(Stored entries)
———
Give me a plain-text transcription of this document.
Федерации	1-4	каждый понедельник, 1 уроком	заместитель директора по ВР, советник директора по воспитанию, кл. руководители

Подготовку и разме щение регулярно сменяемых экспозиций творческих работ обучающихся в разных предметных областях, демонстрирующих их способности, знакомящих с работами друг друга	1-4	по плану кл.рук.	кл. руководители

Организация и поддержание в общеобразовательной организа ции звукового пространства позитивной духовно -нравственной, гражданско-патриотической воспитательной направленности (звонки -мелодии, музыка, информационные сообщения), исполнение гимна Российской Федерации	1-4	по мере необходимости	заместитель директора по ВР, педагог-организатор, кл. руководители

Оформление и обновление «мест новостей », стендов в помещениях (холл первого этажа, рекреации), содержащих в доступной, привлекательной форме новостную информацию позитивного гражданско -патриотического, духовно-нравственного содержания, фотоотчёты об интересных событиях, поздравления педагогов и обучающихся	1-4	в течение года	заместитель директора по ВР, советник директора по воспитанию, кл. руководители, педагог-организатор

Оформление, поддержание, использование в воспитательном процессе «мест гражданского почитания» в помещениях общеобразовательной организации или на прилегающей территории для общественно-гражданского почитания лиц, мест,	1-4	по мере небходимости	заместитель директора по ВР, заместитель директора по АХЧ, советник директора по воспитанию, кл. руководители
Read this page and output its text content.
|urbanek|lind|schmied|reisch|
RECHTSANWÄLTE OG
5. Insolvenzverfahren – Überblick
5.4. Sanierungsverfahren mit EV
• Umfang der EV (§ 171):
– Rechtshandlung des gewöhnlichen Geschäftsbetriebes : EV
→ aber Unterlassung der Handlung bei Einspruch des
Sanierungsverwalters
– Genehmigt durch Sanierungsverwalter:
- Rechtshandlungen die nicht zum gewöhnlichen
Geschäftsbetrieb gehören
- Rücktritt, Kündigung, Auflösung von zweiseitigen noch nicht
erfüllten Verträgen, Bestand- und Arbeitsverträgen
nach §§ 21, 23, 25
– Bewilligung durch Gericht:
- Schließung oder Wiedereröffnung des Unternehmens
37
———
AIM OF THE EXERCISE |
Count every line of the records that holds "организатор". State the number, nothing else.

SOLUTION FOR THIS PROBLEM |
2